● **Records shown**

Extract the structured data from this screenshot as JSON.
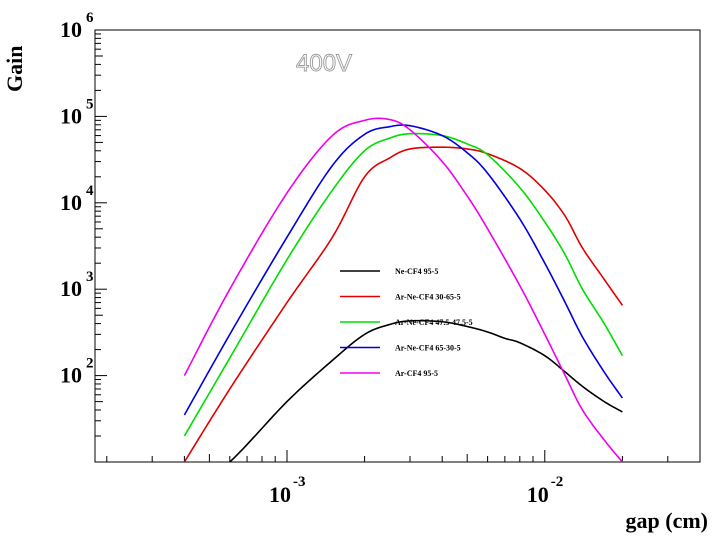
{
  "chart_data": {
    "type": "line",
    "xlabel": "gap (cm)",
    "ylabel": "Gain",
    "x_scale": "log",
    "y_scale": "log",
    "xlim": [
      0.00018,
      0.04
    ],
    "ylim": [
      10,
      1000000
    ],
    "grid": false,
    "legend_position": "center",
    "annotation": "400V",
    "x_ticks": [
      {
        "value": 0.001,
        "base": "10",
        "exp": "-3"
      },
      {
        "value": 0.01,
        "base": "10",
        "exp": "-2"
      }
    ],
    "y_ticks": [
      {
        "value": 100,
        "base": "10",
        "exp": "2"
      },
      {
        "value": 1000,
        "base": "10",
        "exp": "3"
      },
      {
        "value": 10000,
        "base": "10",
        "exp": "4"
      },
      {
        "value": 100000,
        "base": "10",
        "exp": "5"
      },
      {
        "value": 1000000,
        "base": "10",
        "exp": "6"
      }
    ],
    "series": [
      {
        "name": "Ne-CF4 95-5",
        "color": "#000000",
        "x": [
          0.0004,
          0.0006,
          0.001,
          0.0015,
          0.002,
          0.0025,
          0.003,
          0.004,
          0.005,
          0.006,
          0.007,
          0.008,
          0.01,
          0.012,
          0.014,
          0.017,
          0.02
        ],
        "y": [
          4,
          10,
          50,
          150,
          300,
          390,
          430,
          420,
          370,
          320,
          270,
          240,
          170,
          110,
          75,
          50,
          38
        ]
      },
      {
        "name": "Ar-Ne-CF4 30-65-5",
        "color": "#e00000",
        "x": [
          0.0004,
          0.0006,
          0.001,
          0.0015,
          0.002,
          0.0025,
          0.003,
          0.004,
          0.005,
          0.006,
          0.008,
          0.01,
          0.012,
          0.014,
          0.017,
          0.02
        ],
        "y": [
          10,
          70,
          700,
          4000,
          20000,
          33000,
          42000,
          44000,
          42000,
          37000,
          25000,
          14000,
          7000,
          3000,
          1300,
          650
        ]
      },
      {
        "name": "Ar-Ne-CF4 47.5-47.5-5",
        "color": "#00dd00",
        "x": [
          0.0004,
          0.0006,
          0.001,
          0.0015,
          0.002,
          0.0025,
          0.003,
          0.004,
          0.005,
          0.006,
          0.008,
          0.01,
          0.012,
          0.014,
          0.017,
          0.02
        ],
        "y": [
          20,
          160,
          2200,
          14000,
          40000,
          56000,
          63000,
          60000,
          48000,
          36000,
          15000,
          6000,
          2500,
          1000,
          400,
          170
        ]
      },
      {
        "name": "Ar-Ne-CF4 65-30-5",
        "color": "#0000dd",
        "x": [
          0.0004,
          0.0006,
          0.001,
          0.0015,
          0.002,
          0.0025,
          0.003,
          0.004,
          0.005,
          0.006,
          0.008,
          0.01,
          0.012,
          0.014,
          0.017,
          0.02
        ],
        "y": [
          35,
          300,
          4000,
          27000,
          62000,
          76000,
          78000,
          60000,
          38000,
          22000,
          6500,
          2000,
          700,
          280,
          110,
          55
        ]
      },
      {
        "name": "Ar-CF4 95-5",
        "color": "#ee00ee",
        "x": [
          0.0004,
          0.0006,
          0.001,
          0.0015,
          0.002,
          0.0025,
          0.003,
          0.004,
          0.005,
          0.006,
          0.008,
          0.01,
          0.012,
          0.014,
          0.017,
          0.02
        ],
        "y": [
          100,
          1000,
          13000,
          60000,
          90000,
          92000,
          70000,
          30000,
          12000,
          5000,
          1100,
          300,
          100,
          40,
          18,
          10
        ]
      }
    ]
  }
}
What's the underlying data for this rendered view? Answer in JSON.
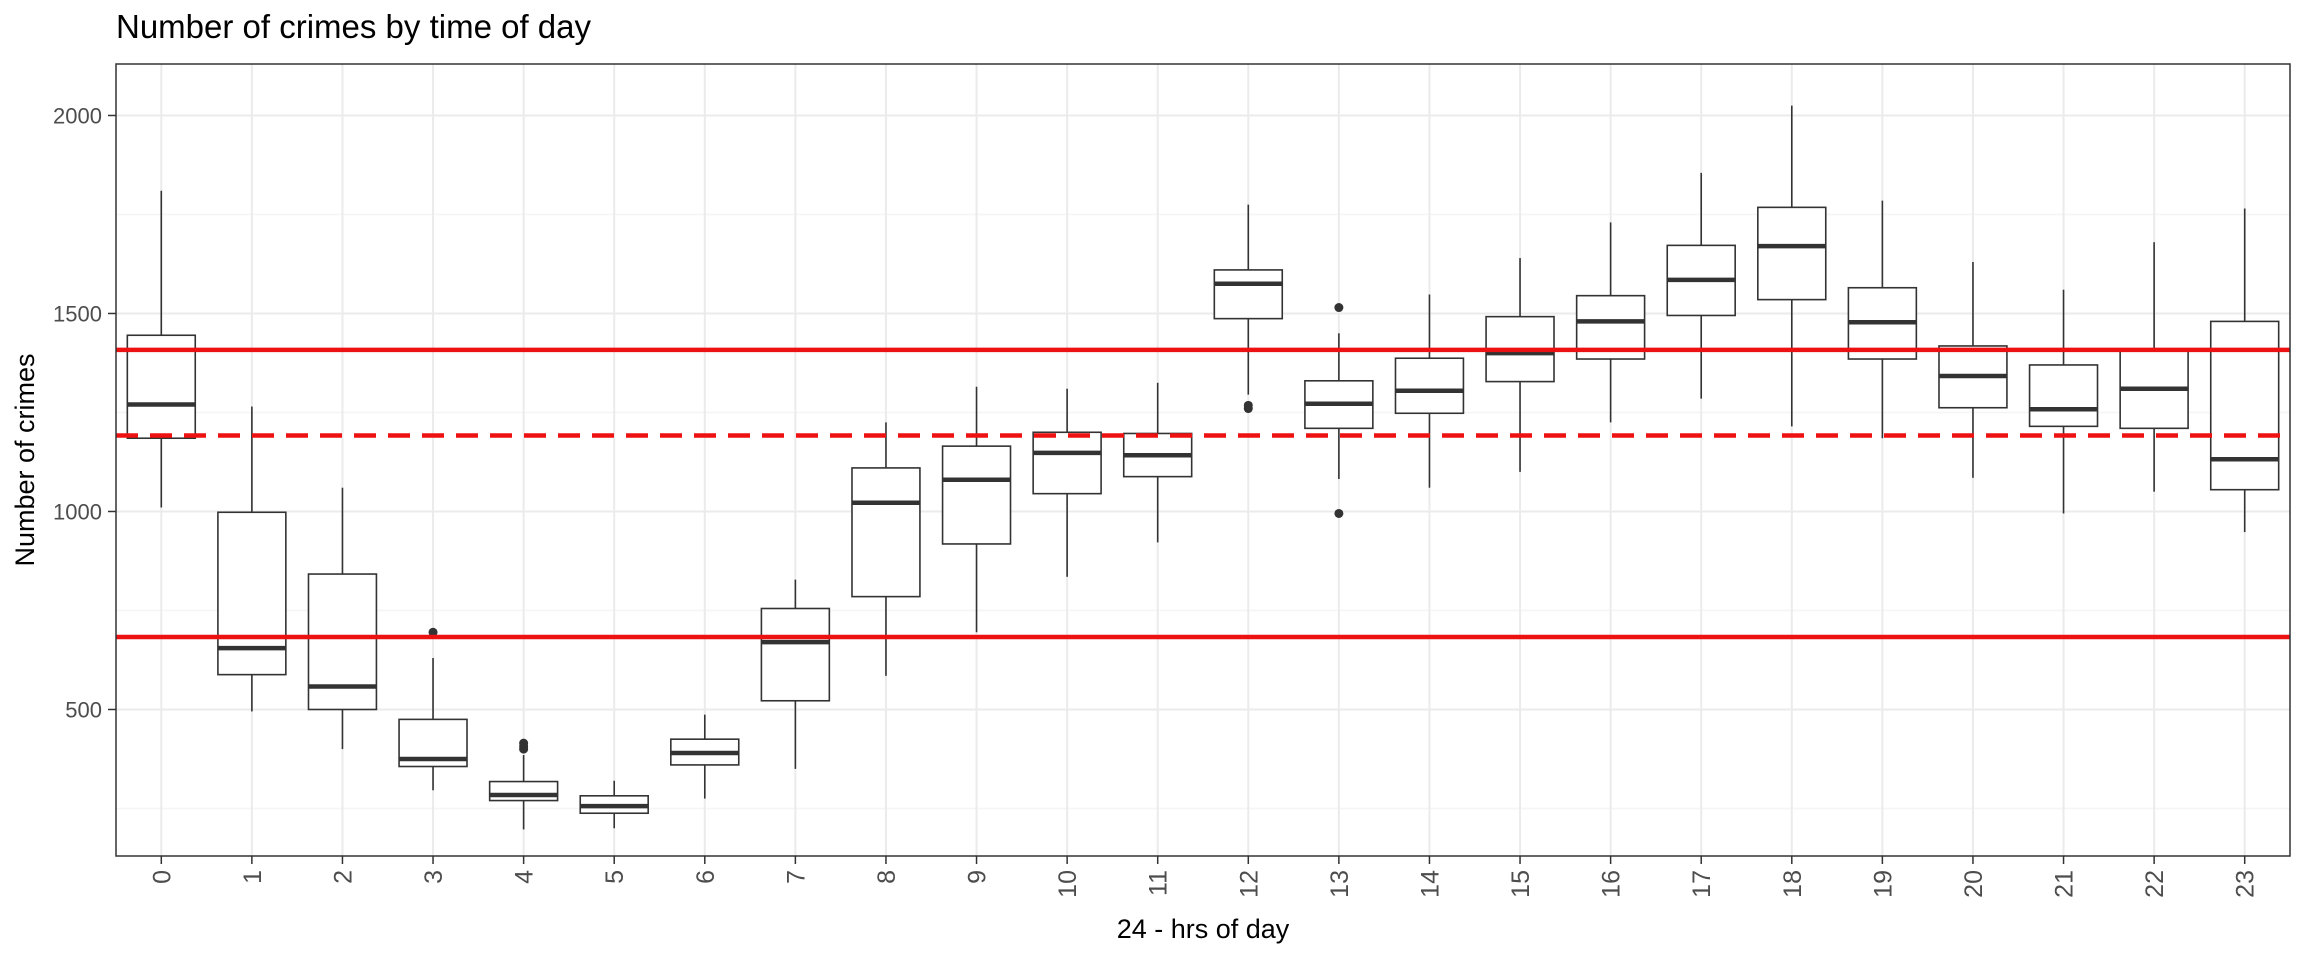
{
  "chart_data": {
    "type": "boxplot",
    "title": "Number of crimes by time of day",
    "xlabel": "24 - hrs of day",
    "ylabel": "Number of crimes",
    "categories": [
      "0",
      "1",
      "2",
      "3",
      "4",
      "5",
      "6",
      "7",
      "8",
      "9",
      "10",
      "11",
      "12",
      "13",
      "14",
      "15",
      "16",
      "17",
      "18",
      "19",
      "20",
      "21",
      "22",
      "23"
    ],
    "ylim": [
      130,
      2130
    ],
    "y_ticks": [
      500,
      1000,
      1500,
      2000
    ],
    "grid": true,
    "theme": "bw",
    "boxes": [
      {
        "hour": "0",
        "whisker_low": 1010,
        "q1": 1185,
        "median": 1270,
        "q3": 1445,
        "whisker_high": 1810,
        "outliers": []
      },
      {
        "hour": "1",
        "whisker_low": 495,
        "q1": 588,
        "median": 655,
        "q3": 998,
        "whisker_high": 1265,
        "outliers": []
      },
      {
        "hour": "2",
        "whisker_low": 400,
        "q1": 500,
        "median": 558,
        "q3": 842,
        "whisker_high": 1060,
        "outliers": []
      },
      {
        "hour": "3",
        "whisker_low": 296,
        "q1": 356,
        "median": 375,
        "q3": 475,
        "whisker_high": 630,
        "outliers": [
          695
        ]
      },
      {
        "hour": "4",
        "whisker_low": 197,
        "q1": 270,
        "median": 284,
        "q3": 318,
        "whisker_high": 385,
        "outliers": [
          400,
          407,
          415
        ]
      },
      {
        "hour": "5",
        "whisker_low": 200,
        "q1": 238,
        "median": 256,
        "q3": 282,
        "whisker_high": 320,
        "outliers": []
      },
      {
        "hour": "6",
        "whisker_low": 275,
        "q1": 360,
        "median": 390,
        "q3": 425,
        "whisker_high": 487,
        "outliers": []
      },
      {
        "hour": "7",
        "whisker_low": 350,
        "q1": 522,
        "median": 670,
        "q3": 755,
        "whisker_high": 828,
        "outliers": []
      },
      {
        "hour": "8",
        "whisker_low": 585,
        "q1": 785,
        "median": 1022,
        "q3": 1110,
        "whisker_high": 1225,
        "outliers": []
      },
      {
        "hour": "9",
        "whisker_low": 695,
        "q1": 918,
        "median": 1080,
        "q3": 1165,
        "whisker_high": 1315,
        "outliers": []
      },
      {
        "hour": "10",
        "whisker_low": 835,
        "q1": 1045,
        "median": 1148,
        "q3": 1200,
        "whisker_high": 1310,
        "outliers": []
      },
      {
        "hour": "11",
        "whisker_low": 922,
        "q1": 1088,
        "median": 1142,
        "q3": 1197,
        "whisker_high": 1325,
        "outliers": []
      },
      {
        "hour": "12",
        "whisker_low": 1295,
        "q1": 1487,
        "median": 1575,
        "q3": 1610,
        "whisker_high": 1775,
        "outliers": [
          1260,
          1268
        ]
      },
      {
        "hour": "13",
        "whisker_low": 1082,
        "q1": 1210,
        "median": 1272,
        "q3": 1330,
        "whisker_high": 1450,
        "outliers": [
          995,
          1515
        ]
      },
      {
        "hour": "14",
        "whisker_low": 1060,
        "q1": 1248,
        "median": 1305,
        "q3": 1387,
        "whisker_high": 1548,
        "outliers": []
      },
      {
        "hour": "15",
        "whisker_low": 1100,
        "q1": 1328,
        "median": 1400,
        "q3": 1492,
        "whisker_high": 1640,
        "outliers": []
      },
      {
        "hour": "16",
        "whisker_low": 1225,
        "q1": 1385,
        "median": 1480,
        "q3": 1545,
        "whisker_high": 1730,
        "outliers": []
      },
      {
        "hour": "17",
        "whisker_low": 1285,
        "q1": 1495,
        "median": 1585,
        "q3": 1672,
        "whisker_high": 1855,
        "outliers": []
      },
      {
        "hour": "18",
        "whisker_low": 1215,
        "q1": 1535,
        "median": 1670,
        "q3": 1768,
        "whisker_high": 2025,
        "outliers": []
      },
      {
        "hour": "19",
        "whisker_low": 1185,
        "q1": 1385,
        "median": 1478,
        "q3": 1565,
        "whisker_high": 1785,
        "outliers": []
      },
      {
        "hour": "20",
        "whisker_low": 1085,
        "q1": 1262,
        "median": 1342,
        "q3": 1418,
        "whisker_high": 1630,
        "outliers": []
      },
      {
        "hour": "21",
        "whisker_low": 995,
        "q1": 1215,
        "median": 1258,
        "q3": 1370,
        "whisker_high": 1560,
        "outliers": []
      },
      {
        "hour": "22",
        "whisker_low": 1050,
        "q1": 1210,
        "median": 1310,
        "q3": 1405,
        "whisker_high": 1680,
        "outliers": []
      },
      {
        "hour": "23",
        "whisker_low": 948,
        "q1": 1055,
        "median": 1132,
        "q3": 1480,
        "whisker_high": 1765,
        "outliers": []
      }
    ],
    "reference_lines": [
      {
        "y": 1408,
        "style": "solid",
        "color": "#ee1111"
      },
      {
        "y": 1192,
        "style": "dashed",
        "color": "#ee1111"
      },
      {
        "y": 683,
        "style": "solid",
        "color": "#ee1111"
      }
    ]
  },
  "colors": {
    "panel_border": "#333333",
    "grid_major": "#ebebeb",
    "grid_minor": "#f5f5f5",
    "box_stroke": "#333333",
    "box_fill": "#ffffff",
    "reference": "#ee1111"
  }
}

● **What you need to do**
Show the lines where the word "name" appears in the entries.

● **Final result**
        "name": "Ne-CF4 95-5",
        "name": "Ar-Ne-CF4 30-65-5",
        "name": "Ar-Ne-CF4 47.5-47.5-5",
        "name": "Ar-Ne-CF4 65-30-5",
        "name": "Ar-CF4 95-5",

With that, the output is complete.